### Task objective
What is the number of lines that include the word "title"? Provide only that figure.

### Given records

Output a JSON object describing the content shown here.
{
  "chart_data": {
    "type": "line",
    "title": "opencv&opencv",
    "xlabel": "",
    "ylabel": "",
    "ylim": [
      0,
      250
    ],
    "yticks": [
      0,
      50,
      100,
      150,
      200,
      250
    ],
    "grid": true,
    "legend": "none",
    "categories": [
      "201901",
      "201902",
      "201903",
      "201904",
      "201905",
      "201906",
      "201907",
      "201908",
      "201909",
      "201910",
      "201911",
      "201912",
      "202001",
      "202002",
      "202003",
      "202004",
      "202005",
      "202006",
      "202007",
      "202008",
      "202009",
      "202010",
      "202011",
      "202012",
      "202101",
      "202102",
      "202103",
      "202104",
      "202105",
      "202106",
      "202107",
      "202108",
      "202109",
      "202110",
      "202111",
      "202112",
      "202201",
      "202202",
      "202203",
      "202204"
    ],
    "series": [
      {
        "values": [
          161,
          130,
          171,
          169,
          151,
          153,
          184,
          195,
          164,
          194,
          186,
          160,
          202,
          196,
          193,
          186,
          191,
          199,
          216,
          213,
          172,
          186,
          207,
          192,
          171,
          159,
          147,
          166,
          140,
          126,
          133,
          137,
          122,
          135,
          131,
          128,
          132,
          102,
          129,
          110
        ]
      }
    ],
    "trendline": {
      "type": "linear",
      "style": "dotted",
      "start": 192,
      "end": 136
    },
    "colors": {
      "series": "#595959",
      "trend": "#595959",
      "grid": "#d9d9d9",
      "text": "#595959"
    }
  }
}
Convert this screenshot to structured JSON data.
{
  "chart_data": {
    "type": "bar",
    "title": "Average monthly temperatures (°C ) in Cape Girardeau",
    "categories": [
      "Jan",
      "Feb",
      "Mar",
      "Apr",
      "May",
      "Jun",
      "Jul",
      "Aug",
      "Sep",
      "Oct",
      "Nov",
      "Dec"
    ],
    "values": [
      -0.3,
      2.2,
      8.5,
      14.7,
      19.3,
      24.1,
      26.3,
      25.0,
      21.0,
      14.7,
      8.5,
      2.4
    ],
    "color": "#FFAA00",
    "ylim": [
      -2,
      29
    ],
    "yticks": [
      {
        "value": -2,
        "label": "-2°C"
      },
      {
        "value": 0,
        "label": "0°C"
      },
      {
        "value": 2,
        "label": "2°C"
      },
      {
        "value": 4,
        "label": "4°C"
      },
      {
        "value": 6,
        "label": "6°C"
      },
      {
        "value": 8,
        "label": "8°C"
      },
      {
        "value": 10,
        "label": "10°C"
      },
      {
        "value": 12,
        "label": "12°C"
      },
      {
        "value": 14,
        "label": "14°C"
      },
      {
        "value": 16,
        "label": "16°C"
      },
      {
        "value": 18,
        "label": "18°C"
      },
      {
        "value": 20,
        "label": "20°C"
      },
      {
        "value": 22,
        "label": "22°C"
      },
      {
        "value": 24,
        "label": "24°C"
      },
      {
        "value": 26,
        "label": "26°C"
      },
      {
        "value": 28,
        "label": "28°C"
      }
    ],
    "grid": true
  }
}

### Exercise result
2